[Stored data]

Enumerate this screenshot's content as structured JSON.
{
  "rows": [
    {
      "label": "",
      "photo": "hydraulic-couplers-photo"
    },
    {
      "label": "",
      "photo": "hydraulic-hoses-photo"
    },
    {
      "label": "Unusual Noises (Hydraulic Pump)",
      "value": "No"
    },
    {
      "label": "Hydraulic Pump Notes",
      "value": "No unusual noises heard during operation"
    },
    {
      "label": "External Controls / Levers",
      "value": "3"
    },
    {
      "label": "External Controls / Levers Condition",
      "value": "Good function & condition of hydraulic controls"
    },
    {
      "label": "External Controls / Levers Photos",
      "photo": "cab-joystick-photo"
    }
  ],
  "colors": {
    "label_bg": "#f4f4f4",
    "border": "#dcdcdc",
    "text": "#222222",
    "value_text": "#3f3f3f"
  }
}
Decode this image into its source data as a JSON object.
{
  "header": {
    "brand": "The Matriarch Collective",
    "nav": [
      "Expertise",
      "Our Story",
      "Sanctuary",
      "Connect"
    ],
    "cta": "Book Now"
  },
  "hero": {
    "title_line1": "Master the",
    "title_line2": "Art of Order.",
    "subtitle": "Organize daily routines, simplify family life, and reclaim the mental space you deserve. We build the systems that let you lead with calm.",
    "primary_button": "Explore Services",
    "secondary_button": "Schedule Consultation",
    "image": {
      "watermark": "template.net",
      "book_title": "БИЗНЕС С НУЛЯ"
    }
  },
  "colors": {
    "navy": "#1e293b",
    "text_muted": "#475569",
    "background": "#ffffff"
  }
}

- _Work to complete_
Determine the number of lines in the entries above where the string "this" appears. Answer with the number alone.

- _Completed task_
2